### Set task
Count the lines below that contain the word "legend". Give only the number.

----

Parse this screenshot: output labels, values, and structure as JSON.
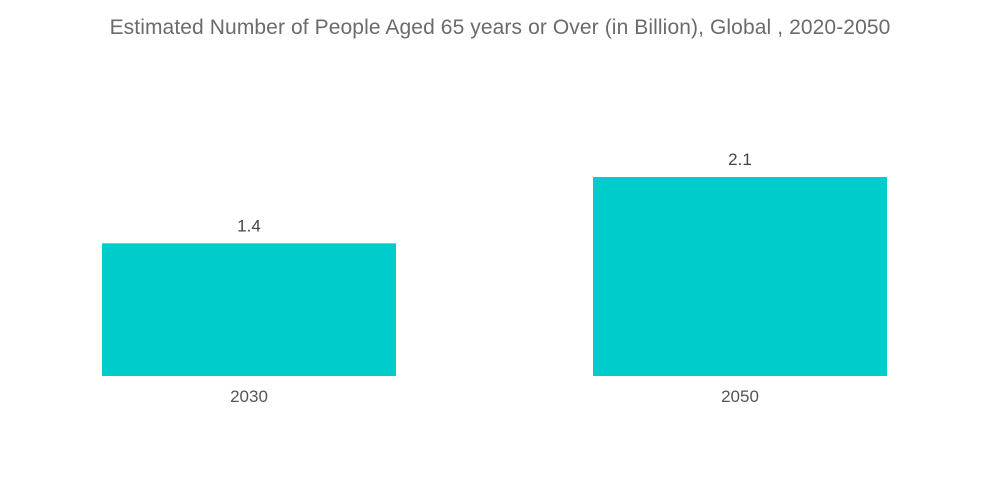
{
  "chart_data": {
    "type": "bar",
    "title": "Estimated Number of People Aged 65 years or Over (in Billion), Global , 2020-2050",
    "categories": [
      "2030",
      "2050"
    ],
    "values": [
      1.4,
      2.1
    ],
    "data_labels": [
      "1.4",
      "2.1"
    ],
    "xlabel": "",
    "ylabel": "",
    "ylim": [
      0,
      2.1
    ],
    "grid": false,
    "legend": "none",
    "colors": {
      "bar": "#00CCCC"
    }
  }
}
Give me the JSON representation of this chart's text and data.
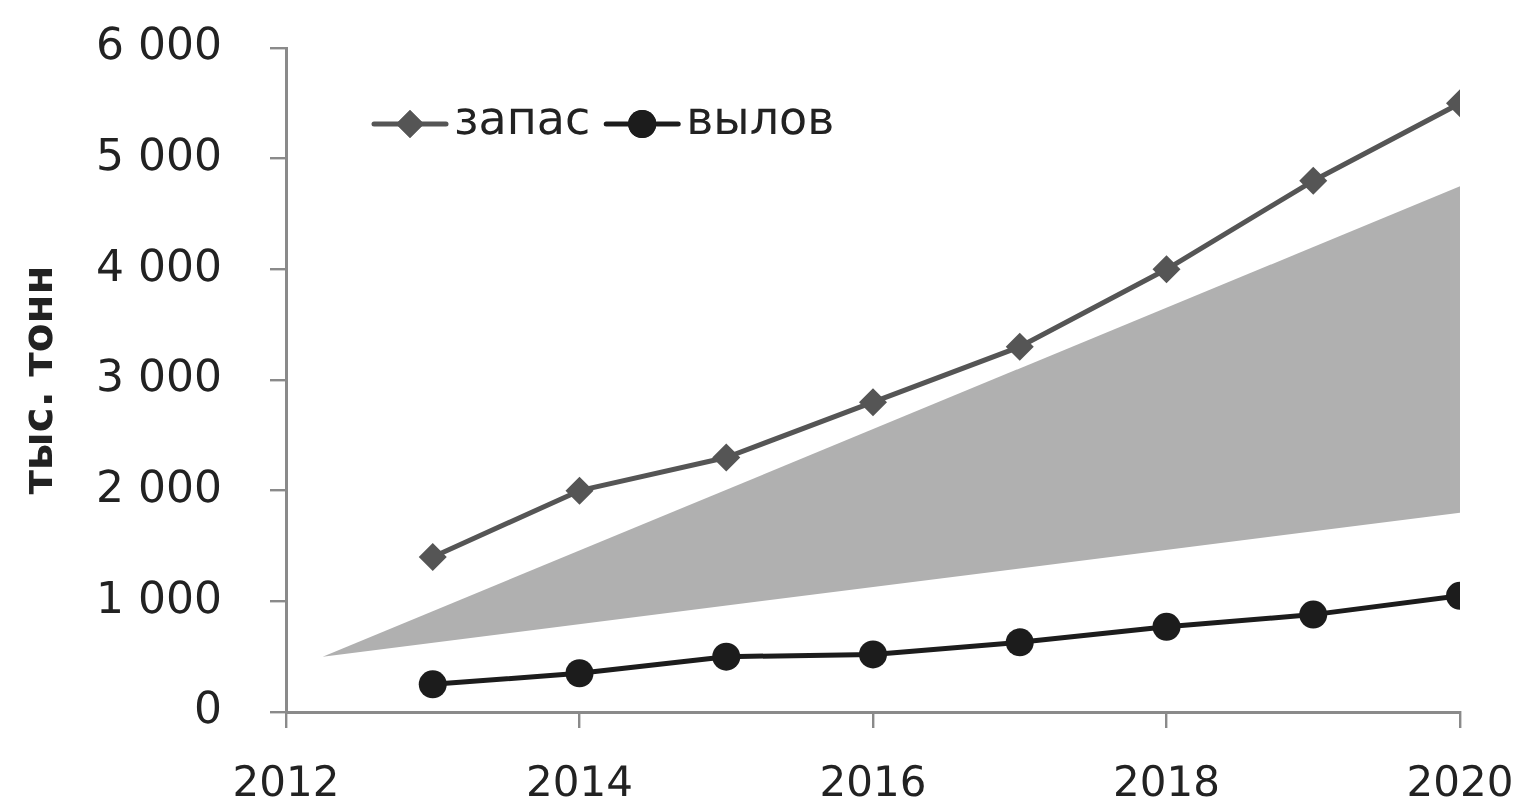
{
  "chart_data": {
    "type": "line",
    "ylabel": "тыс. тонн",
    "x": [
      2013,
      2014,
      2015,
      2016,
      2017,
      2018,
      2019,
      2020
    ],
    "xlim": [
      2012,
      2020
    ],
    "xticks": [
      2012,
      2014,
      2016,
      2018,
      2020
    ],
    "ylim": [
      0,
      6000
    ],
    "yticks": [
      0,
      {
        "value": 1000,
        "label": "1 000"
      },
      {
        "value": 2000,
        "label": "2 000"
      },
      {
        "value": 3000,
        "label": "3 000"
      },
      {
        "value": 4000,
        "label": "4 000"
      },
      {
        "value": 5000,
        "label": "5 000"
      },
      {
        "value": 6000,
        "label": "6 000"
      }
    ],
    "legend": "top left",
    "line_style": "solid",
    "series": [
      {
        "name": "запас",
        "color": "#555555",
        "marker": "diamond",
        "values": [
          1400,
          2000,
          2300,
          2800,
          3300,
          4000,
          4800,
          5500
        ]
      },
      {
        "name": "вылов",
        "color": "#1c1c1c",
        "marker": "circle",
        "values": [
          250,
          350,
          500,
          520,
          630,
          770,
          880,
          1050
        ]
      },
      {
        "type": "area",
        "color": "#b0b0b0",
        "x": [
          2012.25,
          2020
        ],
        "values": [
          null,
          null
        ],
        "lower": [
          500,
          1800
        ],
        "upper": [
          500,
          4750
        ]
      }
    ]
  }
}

----

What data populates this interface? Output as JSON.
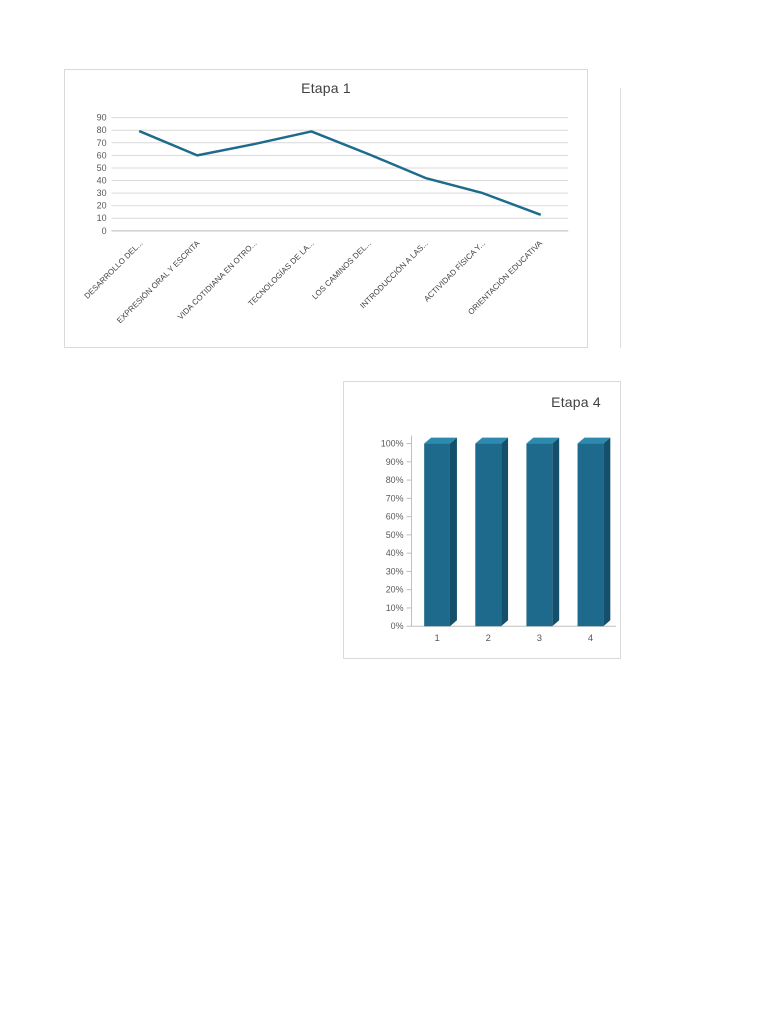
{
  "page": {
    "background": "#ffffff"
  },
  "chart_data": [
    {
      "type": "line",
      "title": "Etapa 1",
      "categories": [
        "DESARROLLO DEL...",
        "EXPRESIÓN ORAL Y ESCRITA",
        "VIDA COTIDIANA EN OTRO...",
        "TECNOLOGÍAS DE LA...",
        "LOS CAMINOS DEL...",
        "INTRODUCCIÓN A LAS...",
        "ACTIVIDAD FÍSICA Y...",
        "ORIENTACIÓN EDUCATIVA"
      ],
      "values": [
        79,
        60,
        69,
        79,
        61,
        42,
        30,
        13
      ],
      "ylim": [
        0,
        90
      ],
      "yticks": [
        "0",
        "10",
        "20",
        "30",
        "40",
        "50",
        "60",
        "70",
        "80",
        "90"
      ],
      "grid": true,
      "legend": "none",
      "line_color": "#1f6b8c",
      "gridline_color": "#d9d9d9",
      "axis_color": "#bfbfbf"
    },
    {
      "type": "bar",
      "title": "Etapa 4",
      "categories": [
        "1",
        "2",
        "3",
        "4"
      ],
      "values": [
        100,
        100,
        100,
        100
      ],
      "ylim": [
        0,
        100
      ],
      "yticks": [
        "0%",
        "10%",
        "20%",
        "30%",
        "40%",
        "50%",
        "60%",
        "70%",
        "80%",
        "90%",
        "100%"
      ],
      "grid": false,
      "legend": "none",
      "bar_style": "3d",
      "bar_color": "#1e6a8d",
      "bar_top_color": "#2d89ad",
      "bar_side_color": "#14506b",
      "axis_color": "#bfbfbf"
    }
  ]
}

----

### Finished answer
4